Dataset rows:
————

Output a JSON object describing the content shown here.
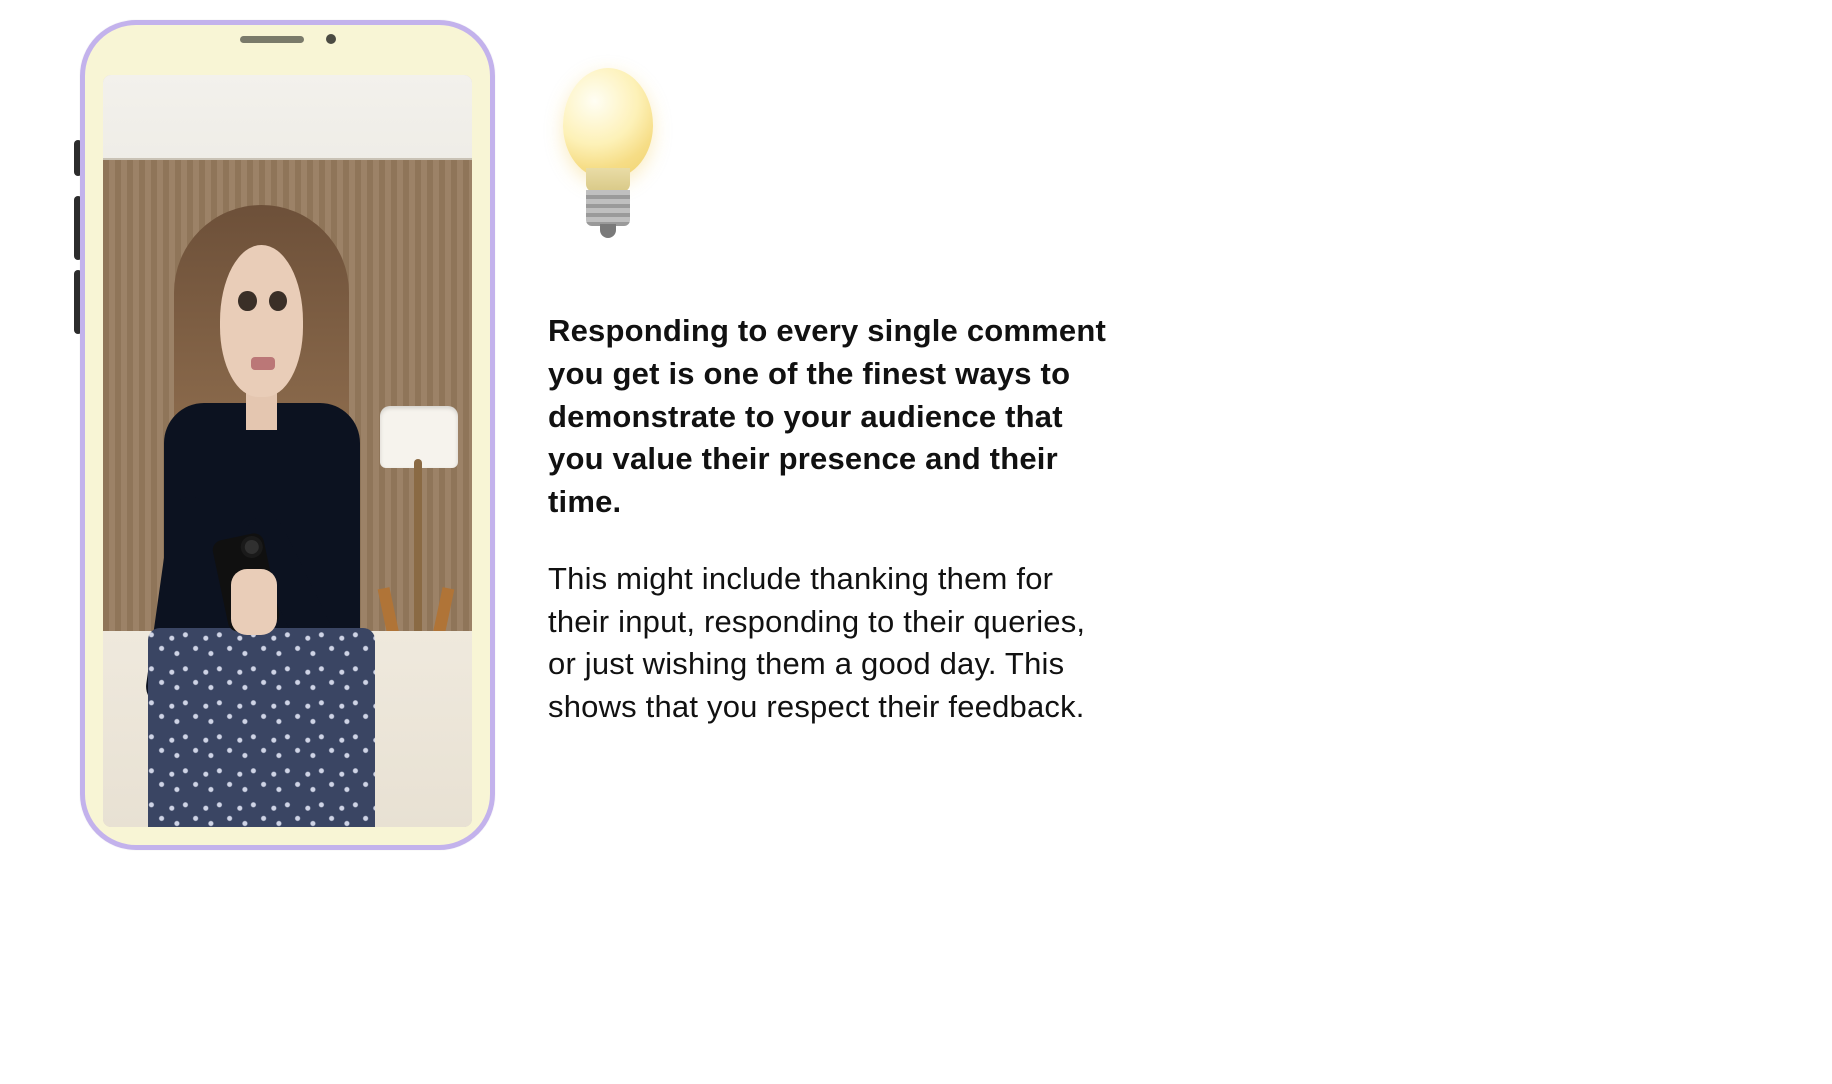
{
  "icon": {
    "name": "lightbulb-icon"
  },
  "tip": {
    "paragraph1": "Responding to every single comment you get is one of the finest ways to demonstrate to your audience that you value their presence and their time.",
    "paragraph2": "This might include thanking them for their input, responding to their queries, or just wishing them a good day. This shows that you respect their feedback."
  },
  "phone": {
    "photo_description": "Woman with long brown hair in a black turtleneck and blue floral skirt taking a mirror selfie with a phone in a hotel room"
  },
  "colors": {
    "phone_border": "#c3b2ec",
    "phone_bezel": "#f8f5d5",
    "text": "#111111",
    "bulb_glow": "#f6dd86"
  }
}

————

■ EXERCISE DESCRIPTION:
Gather each line holding the string "that".

■ SOLUTION TO THIS TASK:
    "paragraph1": "Responding to every single comment you get is one of the finest ways to demonstrate to your audience that you value their presence and their time.",
    "paragraph2": "This might include thanking them for their input, responding to their queries, or just wishing them a good day. This shows that you respect their feedback."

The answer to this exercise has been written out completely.